What follows is a set of records; repeat all of them exactly.

══ DATA PROVIDED

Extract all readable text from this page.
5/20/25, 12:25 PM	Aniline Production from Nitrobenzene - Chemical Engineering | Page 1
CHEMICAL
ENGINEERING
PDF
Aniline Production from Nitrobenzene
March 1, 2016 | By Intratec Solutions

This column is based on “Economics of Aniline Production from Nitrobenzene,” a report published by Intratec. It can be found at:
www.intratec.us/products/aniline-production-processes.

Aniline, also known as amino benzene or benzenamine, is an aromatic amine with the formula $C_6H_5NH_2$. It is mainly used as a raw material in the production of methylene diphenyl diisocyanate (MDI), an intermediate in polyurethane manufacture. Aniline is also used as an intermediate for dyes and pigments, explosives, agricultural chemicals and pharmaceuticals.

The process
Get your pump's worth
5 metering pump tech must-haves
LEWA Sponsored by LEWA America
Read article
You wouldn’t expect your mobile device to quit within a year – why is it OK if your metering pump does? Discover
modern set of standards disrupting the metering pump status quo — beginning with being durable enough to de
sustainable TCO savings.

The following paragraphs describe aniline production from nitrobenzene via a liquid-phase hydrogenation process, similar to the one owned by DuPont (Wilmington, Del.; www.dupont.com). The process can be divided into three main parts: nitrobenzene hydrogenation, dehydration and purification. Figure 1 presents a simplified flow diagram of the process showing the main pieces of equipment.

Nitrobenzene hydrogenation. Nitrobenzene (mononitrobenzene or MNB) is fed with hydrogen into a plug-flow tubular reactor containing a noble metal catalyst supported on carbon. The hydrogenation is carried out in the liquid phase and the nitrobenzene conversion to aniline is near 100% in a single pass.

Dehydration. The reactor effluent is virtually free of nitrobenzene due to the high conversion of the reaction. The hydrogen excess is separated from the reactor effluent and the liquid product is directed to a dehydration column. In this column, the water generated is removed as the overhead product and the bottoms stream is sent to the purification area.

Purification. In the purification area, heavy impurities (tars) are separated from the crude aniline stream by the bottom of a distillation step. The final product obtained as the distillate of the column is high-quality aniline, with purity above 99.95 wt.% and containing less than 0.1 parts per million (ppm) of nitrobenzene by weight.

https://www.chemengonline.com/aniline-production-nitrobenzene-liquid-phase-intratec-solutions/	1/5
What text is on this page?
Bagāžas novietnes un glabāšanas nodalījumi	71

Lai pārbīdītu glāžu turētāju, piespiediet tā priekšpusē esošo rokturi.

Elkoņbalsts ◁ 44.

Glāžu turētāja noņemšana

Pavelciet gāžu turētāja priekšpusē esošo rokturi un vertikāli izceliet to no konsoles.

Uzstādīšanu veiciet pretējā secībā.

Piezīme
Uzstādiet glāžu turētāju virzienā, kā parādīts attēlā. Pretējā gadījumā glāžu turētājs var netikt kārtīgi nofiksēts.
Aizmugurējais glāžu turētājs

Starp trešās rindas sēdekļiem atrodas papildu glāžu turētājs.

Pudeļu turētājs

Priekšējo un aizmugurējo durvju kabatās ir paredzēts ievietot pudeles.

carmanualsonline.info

════

» RIGHT ANSWER:
Extract all readable text from this page.
5/20/25, 12:25 PM	Aniline Production from Nitrobenzene - Chemical Engineering | Page 1
CHEMICAL
ENGINEERING
PDF
Aniline Production from Nitrobenzene
March 1, 2016 | By Intratec Solutions

This column is based on “Economics of Aniline Production from Nitrobenzene,” a report published by Intratec. It can be found at:
www.intratec.us/products/aniline-production-processes.

Aniline, also known as amino benzene or benzenamine, is an aromatic amine with the formula $C_6H_5NH_2$. It is mainly used as a raw material in the production of methylene diphenyl diisocyanate (MDI), an intermediate in polyurethane manufacture. Aniline is also used as an intermediate for dyes and pigments, explosives, agricultural chemicals and pharmaceuticals.

The process
Get your pump's worth
5 metering pump tech must-haves
LEWA Sponsored by LEWA America
Read article
You wouldn’t expect your mobile device to quit within a year – why is it OK if your metering pump does? Discover
modern set of standards disrupting the metering pump status quo — beginning with being durable enough to de
sustainable TCO savings.

The following paragraphs describe aniline production from nitrobenzene via a liquid-phase hydrogenation process, similar to the one owned by DuPont (Wilmington, Del.; www.dupont.com). The process can be divided into three main parts: nitrobenzene hydrogenation, dehydration and purification. Figure 1 presents a simplified flow diagram of the process showing the main pieces of equipment.

Nitrobenzene hydrogenation. Nitrobenzene (mononitrobenzene or MNB) is fed with hydrogen into a plug-flow tubular reactor containing a noble metal catalyst supported on carbon. The hydrogenation is carried out in the liquid phase and the nitrobenzene conversion to aniline is near 100% in a single pass.

Dehydration. The reactor effluent is virtually free of nitrobenzene due to the high conversion of the reaction. The hydrogen excess is separated from the reactor effluent and the liquid product is directed to a dehydration column. In this column, the water generated is removed as the overhead product and the bottoms stream is sent to the purification area.

Purification. In the purification area, heavy impurities (tars) are separated from the crude aniline stream by the bottom of a distillation step. The final product obtained as the distillate of the column is high-quality aniline, with purity above 99.95 wt.% and containing less than 0.1 parts per million (ppm) of nitrobenzene by weight.

https://www.chemengonline.com/aniline-production-nitrobenzene-liquid-phase-intratec-solutions/	1/5
What text is on this page?
Bagāžas novietnes un glabāšanas nodalījumi	71

Lai pārbīdītu glāžu turētāju, piespiediet tā priekšpusē esošo rokturi.

Elkoņbalsts ◁ 44.

Glāžu turētāja noņemšana

Pavelciet gāžu turētāja priekšpusē esošo rokturi un vertikāli izceliet to no konsoles.

Uzstādīšanu veiciet pretējā secībā.

Piezīme
Uzstādiet glāžu turētāju virzienā, kā parādīts attēlā. Pretējā gadījumā glāžu turētājs var netikt kārtīgi nofiksēts.
Aizmugurējais glāžu turētājs

Starp trešās rindas sēdekļiem atrodas papildu glāžu turētājs.

Pudeļu turētājs

Priekšējo un aizmugurējo durvju kabatās ir paredzēts ievietot pudeles.

carmanualsonline.info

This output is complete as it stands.